— start GIVEN RECORDS —

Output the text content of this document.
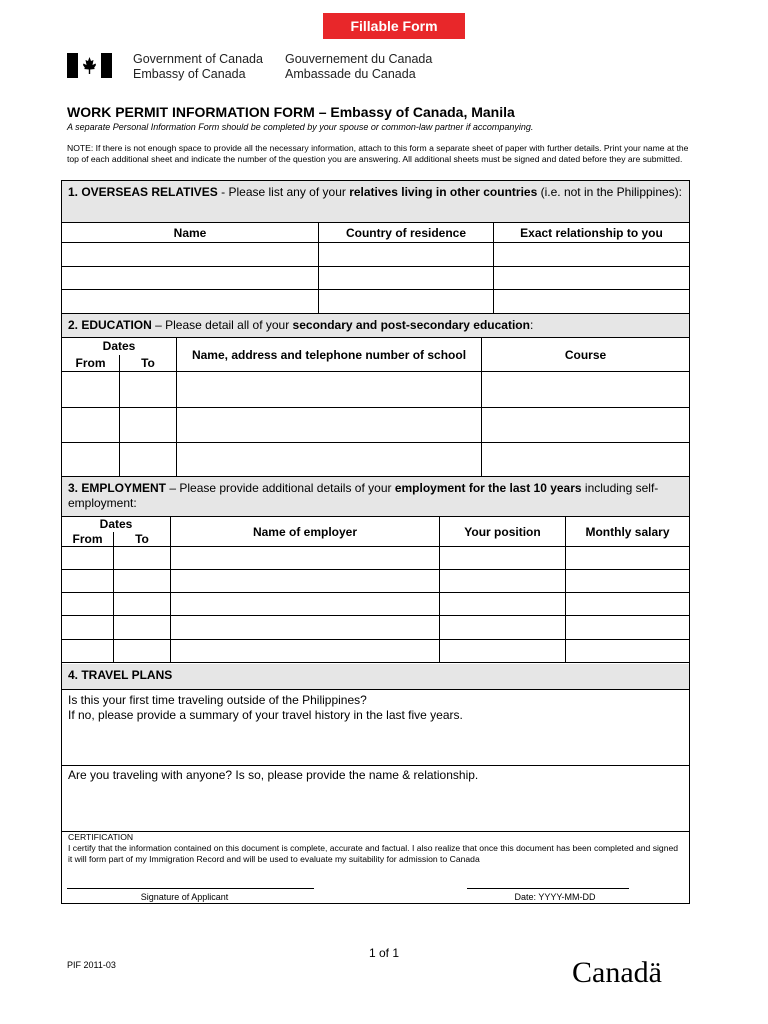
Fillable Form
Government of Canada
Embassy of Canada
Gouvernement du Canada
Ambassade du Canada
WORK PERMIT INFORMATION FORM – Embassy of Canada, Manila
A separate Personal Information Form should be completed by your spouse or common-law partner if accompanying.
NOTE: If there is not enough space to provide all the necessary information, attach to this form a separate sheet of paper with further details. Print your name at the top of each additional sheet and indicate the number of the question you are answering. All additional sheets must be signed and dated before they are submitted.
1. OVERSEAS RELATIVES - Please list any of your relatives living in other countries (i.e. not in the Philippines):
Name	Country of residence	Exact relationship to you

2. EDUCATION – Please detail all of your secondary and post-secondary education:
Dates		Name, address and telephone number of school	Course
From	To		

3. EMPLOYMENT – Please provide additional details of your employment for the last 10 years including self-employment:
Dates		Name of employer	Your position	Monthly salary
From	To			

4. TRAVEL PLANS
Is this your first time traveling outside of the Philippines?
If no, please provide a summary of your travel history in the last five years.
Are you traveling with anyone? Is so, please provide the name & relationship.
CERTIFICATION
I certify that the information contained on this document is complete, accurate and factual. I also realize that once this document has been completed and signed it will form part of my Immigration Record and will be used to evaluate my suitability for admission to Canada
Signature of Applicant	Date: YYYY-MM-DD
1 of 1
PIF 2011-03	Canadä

— end GIVEN RECORDS —
— start GIVEN RECORDS —

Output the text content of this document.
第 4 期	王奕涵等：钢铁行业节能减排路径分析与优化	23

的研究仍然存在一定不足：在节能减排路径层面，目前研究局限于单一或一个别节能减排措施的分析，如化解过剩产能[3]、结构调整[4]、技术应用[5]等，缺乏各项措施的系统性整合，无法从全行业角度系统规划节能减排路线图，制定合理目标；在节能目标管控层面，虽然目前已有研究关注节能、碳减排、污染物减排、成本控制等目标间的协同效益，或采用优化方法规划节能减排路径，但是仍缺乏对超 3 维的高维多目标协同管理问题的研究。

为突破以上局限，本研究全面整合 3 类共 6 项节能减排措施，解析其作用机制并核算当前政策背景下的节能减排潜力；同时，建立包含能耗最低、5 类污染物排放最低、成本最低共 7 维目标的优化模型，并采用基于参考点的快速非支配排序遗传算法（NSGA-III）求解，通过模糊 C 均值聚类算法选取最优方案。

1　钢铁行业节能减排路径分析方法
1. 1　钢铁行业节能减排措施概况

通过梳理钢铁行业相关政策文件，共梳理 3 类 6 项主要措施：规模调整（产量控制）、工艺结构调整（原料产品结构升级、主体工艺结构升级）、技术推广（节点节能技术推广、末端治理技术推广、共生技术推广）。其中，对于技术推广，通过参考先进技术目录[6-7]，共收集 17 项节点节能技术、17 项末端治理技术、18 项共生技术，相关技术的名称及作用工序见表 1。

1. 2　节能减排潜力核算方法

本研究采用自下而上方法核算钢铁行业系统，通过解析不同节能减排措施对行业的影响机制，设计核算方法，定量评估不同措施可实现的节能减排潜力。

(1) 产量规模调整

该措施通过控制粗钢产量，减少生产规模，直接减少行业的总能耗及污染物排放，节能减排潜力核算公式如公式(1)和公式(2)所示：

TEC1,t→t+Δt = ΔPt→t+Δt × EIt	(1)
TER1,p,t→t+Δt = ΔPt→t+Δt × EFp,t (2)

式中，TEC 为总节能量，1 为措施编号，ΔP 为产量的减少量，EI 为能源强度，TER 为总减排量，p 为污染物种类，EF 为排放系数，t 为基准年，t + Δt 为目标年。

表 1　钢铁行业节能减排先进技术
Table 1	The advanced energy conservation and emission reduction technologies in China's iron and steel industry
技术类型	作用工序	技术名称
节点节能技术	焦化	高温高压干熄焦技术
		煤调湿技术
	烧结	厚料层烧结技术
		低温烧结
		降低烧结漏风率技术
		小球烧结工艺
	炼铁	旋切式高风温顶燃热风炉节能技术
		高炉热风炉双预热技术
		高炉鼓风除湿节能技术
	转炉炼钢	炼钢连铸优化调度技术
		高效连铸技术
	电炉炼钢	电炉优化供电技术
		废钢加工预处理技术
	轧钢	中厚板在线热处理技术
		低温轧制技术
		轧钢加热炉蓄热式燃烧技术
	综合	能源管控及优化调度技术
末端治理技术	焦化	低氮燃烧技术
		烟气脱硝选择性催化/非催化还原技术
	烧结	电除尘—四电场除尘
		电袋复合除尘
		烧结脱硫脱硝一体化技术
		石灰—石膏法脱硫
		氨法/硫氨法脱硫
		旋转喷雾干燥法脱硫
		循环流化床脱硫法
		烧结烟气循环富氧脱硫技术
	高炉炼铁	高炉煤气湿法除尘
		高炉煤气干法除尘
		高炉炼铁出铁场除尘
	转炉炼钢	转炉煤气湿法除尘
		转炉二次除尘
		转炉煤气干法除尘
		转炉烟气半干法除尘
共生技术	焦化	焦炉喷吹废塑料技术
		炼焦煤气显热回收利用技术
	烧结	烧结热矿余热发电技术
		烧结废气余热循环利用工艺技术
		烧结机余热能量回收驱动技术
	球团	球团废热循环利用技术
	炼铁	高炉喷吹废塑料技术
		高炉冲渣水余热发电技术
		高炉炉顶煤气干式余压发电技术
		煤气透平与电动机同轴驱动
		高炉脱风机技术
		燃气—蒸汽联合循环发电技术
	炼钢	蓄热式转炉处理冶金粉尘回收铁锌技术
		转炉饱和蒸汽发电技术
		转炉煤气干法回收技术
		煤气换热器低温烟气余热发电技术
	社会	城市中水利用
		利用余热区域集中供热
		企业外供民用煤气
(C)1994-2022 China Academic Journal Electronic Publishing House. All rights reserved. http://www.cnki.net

— end GIVEN RECORDS —
— start GIVEN RECORDS —

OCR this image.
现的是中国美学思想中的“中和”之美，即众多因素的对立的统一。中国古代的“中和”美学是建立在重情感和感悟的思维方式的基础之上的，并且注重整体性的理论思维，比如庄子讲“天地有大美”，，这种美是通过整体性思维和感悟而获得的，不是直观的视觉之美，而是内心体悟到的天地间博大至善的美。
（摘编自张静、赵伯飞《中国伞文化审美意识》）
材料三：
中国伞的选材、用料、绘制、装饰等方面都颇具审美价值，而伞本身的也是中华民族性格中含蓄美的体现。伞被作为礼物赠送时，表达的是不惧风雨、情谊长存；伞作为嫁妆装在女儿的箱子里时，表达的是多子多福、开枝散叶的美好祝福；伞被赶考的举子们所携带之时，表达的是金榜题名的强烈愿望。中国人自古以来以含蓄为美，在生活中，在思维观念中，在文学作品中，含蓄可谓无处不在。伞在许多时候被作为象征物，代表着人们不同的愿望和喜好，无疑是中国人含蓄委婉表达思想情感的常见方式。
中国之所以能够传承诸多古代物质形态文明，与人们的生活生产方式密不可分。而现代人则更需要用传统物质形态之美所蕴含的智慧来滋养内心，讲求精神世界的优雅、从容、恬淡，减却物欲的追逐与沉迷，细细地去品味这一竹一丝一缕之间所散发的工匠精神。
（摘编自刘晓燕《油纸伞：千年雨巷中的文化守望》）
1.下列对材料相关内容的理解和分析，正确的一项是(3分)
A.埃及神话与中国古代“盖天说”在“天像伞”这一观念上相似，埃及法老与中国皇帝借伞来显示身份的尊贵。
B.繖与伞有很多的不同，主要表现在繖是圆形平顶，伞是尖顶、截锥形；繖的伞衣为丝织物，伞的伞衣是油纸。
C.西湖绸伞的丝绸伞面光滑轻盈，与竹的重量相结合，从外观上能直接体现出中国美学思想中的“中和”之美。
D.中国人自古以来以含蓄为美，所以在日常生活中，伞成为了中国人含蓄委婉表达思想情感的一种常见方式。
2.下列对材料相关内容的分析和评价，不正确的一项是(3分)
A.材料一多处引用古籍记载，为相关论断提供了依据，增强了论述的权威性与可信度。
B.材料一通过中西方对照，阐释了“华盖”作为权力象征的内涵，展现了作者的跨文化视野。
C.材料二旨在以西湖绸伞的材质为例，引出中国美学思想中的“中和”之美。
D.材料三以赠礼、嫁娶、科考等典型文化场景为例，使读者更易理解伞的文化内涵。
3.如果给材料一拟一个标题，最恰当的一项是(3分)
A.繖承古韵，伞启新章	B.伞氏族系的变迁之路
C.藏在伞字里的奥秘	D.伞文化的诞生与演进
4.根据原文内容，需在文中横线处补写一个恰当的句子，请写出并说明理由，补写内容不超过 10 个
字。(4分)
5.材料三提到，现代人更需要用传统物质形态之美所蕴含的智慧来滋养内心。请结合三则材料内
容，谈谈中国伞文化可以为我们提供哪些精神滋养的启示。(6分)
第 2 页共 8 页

— end GIVEN RECORDS —

YOUR GOAL: Copy every line in the listing above where the string "Canada" turns up.

ANSWER FOR THIS EXERCISE:
Government of Canada
Embassy of Canada
Gouvernement du Canada
Ambassade du Canada
WORK PERMIT INFORMATION FORM – Embassy of Canada, Manila
I certify that the information contained on this document is complete, accurate and factual. I also realize that once this document has been completed and signed it will form part of my Immigration Record and will be used to evaluate my suitability for admission to Canada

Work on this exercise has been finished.